● STATED GOAL
Copy verbatim the span of lines beginning at the line that contains "What data populates" and ending with the final line of the data. Exclude pictures from the copy.
===============
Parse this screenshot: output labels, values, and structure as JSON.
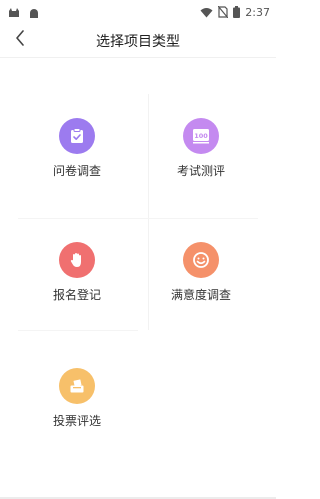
{
  "status_bar": {
    "time": "2:37",
    "icons": [
      "cat-icon",
      "android-icon",
      "wifi-icon",
      "no-sim-icon",
      "battery-icon"
    ]
  },
  "header": {
    "title": "选择项目类型",
    "back_icon": "chevron-left-icon"
  },
  "project_types": [
    {
      "label": "问卷调查",
      "icon": "clipboard-check-icon",
      "color": "#9C7BEF"
    },
    {
      "label": "考试测评",
      "icon": "score-100-icon",
      "color": "#C48AF0"
    },
    {
      "label": "报名登记",
      "icon": "raised-hand-icon",
      "color": "#F07070"
    },
    {
      "label": "满意度调查",
      "icon": "smiley-icon",
      "color": "#F5916A"
    },
    {
      "label": "投票评选",
      "icon": "ballot-box-icon",
      "color": "#F7C06A"
    }
  ]
}
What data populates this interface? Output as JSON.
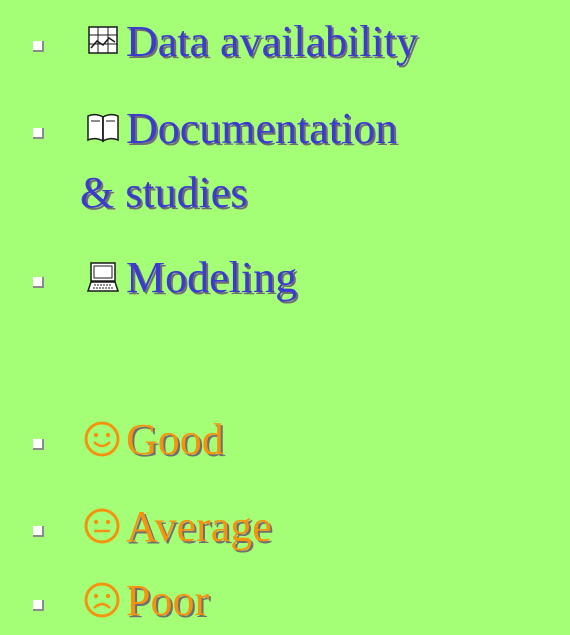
{
  "legend_top": {
    "items": [
      {
        "icon": "chart-icon",
        "label": "Data availability"
      },
      {
        "icon": "book-icon",
        "label": "Documentation",
        "label_line2": "& studies"
      },
      {
        "icon": "computer-icon",
        "label": "Modeling"
      }
    ]
  },
  "legend_bottom": {
    "items": [
      {
        "icon": "smiley-happy-icon",
        "label": "Good"
      },
      {
        "icon": "smiley-neutral-icon",
        "label": "Average"
      },
      {
        "icon": "smiley-sad-icon",
        "label": "Poor"
      }
    ]
  },
  "colors": {
    "background": "#a4ff77",
    "top_text": "#3b3bd0",
    "bottom_text": "#f5920f",
    "shadow": "#6f6f6f"
  }
}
===============
● WORKED SOLUTION
What data populates this interface? Output as JSON.
{
  "legend_top": {
    "items": [
      {
        "icon": "chart-icon",
        "label": "Data availability"
      },
      {
        "icon": "book-icon",
        "label": "Documentation",
        "label_line2": "& studies"
      },
      {
        "icon": "computer-icon",
        "label": "Modeling"
      }
    ]
  },
  "legend_bottom": {
    "items": [
      {
        "icon": "smiley-happy-icon",
        "label": "Good"
      },
      {
        "icon": "smiley-neutral-icon",
        "label": "Average"
      },
      {
        "icon": "smiley-sad-icon",
        "label": "Poor"
      }
    ]
  },
  "colors": {
    "background": "#a4ff77",
    "top_text": "#3b3bd0",
    "bottom_text": "#f5920f",
    "shadow": "#6f6f6f"
  }
}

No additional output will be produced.